Extracted material start

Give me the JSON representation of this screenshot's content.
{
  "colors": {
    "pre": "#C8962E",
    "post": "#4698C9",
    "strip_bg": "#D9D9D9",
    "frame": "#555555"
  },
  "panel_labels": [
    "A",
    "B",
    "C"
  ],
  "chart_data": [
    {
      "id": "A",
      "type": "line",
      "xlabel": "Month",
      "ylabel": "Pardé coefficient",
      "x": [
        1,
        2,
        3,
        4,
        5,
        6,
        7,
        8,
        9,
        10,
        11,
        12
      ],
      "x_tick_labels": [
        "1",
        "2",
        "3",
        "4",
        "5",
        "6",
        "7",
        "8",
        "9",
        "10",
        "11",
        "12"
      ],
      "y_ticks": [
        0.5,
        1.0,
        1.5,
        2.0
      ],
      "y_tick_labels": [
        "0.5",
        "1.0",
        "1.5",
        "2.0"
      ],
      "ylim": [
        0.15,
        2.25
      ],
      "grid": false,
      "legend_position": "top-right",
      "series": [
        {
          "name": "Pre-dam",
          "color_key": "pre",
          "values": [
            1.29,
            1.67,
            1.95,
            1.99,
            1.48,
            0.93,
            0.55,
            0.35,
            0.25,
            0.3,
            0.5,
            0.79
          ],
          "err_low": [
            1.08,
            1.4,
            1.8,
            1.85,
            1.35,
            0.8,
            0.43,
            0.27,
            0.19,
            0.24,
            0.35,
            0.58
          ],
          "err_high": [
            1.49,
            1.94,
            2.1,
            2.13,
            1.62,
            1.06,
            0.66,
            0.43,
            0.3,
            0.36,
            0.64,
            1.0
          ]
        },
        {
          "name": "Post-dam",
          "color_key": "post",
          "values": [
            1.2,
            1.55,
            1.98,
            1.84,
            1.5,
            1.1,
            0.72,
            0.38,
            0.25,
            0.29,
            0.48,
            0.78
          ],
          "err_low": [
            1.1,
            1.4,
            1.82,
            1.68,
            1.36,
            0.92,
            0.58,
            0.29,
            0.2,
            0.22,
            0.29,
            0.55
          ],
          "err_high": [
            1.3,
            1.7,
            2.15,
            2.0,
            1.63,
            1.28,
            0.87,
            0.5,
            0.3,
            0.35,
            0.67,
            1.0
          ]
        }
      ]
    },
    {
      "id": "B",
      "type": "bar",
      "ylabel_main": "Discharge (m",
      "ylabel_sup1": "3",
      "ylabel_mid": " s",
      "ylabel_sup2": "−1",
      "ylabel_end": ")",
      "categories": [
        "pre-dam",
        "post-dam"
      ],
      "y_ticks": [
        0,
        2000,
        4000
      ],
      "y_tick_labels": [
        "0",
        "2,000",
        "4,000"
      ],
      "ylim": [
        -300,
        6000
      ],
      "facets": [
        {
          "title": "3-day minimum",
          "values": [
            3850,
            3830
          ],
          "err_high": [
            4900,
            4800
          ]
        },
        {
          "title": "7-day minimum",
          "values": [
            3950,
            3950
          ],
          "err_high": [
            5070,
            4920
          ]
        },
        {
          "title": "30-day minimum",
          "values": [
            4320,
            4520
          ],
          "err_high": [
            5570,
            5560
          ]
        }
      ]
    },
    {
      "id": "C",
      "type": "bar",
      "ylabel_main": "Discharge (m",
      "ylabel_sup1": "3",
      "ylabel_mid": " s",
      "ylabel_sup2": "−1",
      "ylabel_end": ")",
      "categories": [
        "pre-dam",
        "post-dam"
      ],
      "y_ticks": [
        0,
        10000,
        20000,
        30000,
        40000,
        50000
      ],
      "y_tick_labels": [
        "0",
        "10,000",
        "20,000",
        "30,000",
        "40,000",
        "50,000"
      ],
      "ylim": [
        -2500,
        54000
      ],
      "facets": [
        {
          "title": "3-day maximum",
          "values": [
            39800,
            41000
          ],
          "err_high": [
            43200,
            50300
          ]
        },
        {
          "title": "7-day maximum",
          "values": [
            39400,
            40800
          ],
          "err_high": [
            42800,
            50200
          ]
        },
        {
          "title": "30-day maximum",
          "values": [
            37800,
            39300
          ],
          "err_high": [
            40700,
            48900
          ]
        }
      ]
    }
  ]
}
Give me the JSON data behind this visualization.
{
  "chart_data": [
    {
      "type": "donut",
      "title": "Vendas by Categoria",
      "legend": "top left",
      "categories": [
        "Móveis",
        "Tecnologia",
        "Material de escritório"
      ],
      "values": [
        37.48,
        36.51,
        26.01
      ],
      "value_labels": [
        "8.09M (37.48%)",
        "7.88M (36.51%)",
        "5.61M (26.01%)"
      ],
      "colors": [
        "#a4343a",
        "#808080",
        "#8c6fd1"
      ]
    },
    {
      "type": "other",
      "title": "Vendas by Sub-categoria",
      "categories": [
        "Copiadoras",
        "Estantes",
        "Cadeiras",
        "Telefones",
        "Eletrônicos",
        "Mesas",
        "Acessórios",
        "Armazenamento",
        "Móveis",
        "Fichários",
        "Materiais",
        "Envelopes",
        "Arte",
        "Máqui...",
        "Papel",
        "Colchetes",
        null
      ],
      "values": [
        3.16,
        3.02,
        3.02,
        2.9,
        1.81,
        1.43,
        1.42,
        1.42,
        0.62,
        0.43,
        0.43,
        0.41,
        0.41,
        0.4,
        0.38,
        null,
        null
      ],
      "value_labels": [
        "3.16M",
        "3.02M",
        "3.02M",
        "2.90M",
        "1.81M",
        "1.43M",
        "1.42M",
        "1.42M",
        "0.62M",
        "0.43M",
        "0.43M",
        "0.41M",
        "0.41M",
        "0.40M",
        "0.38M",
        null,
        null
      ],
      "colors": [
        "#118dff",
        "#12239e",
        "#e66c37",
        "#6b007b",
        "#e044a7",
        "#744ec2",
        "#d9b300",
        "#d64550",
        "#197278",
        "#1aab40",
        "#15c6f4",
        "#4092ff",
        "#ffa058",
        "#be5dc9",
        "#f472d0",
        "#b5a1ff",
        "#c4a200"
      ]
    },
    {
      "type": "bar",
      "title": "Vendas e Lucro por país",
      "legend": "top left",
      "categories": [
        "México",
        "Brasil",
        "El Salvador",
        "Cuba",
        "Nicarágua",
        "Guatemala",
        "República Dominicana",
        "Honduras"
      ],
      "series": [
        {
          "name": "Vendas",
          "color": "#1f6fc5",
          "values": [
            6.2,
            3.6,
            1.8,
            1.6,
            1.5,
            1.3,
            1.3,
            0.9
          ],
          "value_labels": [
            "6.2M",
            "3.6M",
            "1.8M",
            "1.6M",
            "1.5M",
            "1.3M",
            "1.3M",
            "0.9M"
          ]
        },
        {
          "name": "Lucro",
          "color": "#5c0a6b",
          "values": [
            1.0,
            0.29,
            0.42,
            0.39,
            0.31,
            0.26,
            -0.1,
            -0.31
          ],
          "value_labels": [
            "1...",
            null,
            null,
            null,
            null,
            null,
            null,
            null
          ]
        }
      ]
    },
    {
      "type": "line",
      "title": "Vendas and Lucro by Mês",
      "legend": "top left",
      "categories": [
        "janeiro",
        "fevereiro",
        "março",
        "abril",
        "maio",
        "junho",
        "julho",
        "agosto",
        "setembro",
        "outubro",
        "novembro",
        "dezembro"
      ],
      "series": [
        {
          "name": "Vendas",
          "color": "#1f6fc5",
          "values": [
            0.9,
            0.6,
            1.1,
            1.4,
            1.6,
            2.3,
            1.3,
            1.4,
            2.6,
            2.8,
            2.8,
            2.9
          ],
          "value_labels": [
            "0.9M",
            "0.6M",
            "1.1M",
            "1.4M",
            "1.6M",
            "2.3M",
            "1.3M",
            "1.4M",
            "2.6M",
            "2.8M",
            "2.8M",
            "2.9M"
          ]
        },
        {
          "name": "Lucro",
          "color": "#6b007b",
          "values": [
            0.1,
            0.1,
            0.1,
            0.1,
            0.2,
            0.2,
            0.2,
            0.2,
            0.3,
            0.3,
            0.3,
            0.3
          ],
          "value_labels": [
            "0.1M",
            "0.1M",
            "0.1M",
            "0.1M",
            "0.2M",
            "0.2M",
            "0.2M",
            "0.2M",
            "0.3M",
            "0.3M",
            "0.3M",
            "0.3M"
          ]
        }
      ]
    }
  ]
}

Extracted material end

Work instructions —
Using the listing above, show each line holding the string "JSON".

Task result —
Give me the JSON representation of this screenshot's content.
Give me the JSON data behind this visualization.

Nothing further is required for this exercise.